>> BEGIN
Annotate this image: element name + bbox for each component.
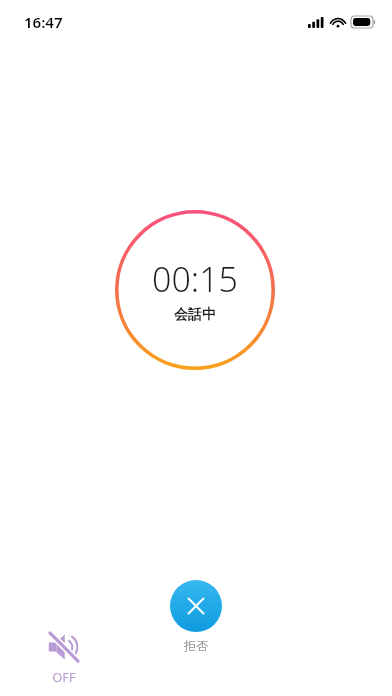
staticText: 拒否: [184, 638, 208, 653]
staticText: 会話中: [174, 306, 216, 324]
button[interactable]: 拒否: [162, 580, 230, 653]
staticText: 00:15: [152, 256, 238, 302]
button[interactable]: Speaker off: [30, 628, 98, 686]
staticText: 16:47: [24, 12, 63, 32]
staticText: OFF: [52, 668, 76, 686]
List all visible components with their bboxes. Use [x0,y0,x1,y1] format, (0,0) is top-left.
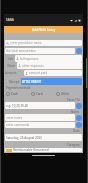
>> END
→ Task prompt: Rewrite every entry above, swapping "top-left" for "upper-left" and keeping everything else the same. Leave the pictures out.

→ Worked answer:
Annotate this image: element name + bbox for each component.
staticText: 拒否: [184, 638, 208, 653]
staticText: 会話中: [174, 306, 216, 324]
button[interactable]: 拒否: [162, 580, 230, 653]
staticText: 00:15: [152, 256, 238, 302]
button[interactable]: Speaker off: [30, 628, 98, 686]
staticText: 16:47: [24, 12, 63, 32]
staticText: OFF: [52, 668, 76, 686]
List all visible components with their bboxes. Use [x0,y0,x1,y1] format, (0,0) is upper-left.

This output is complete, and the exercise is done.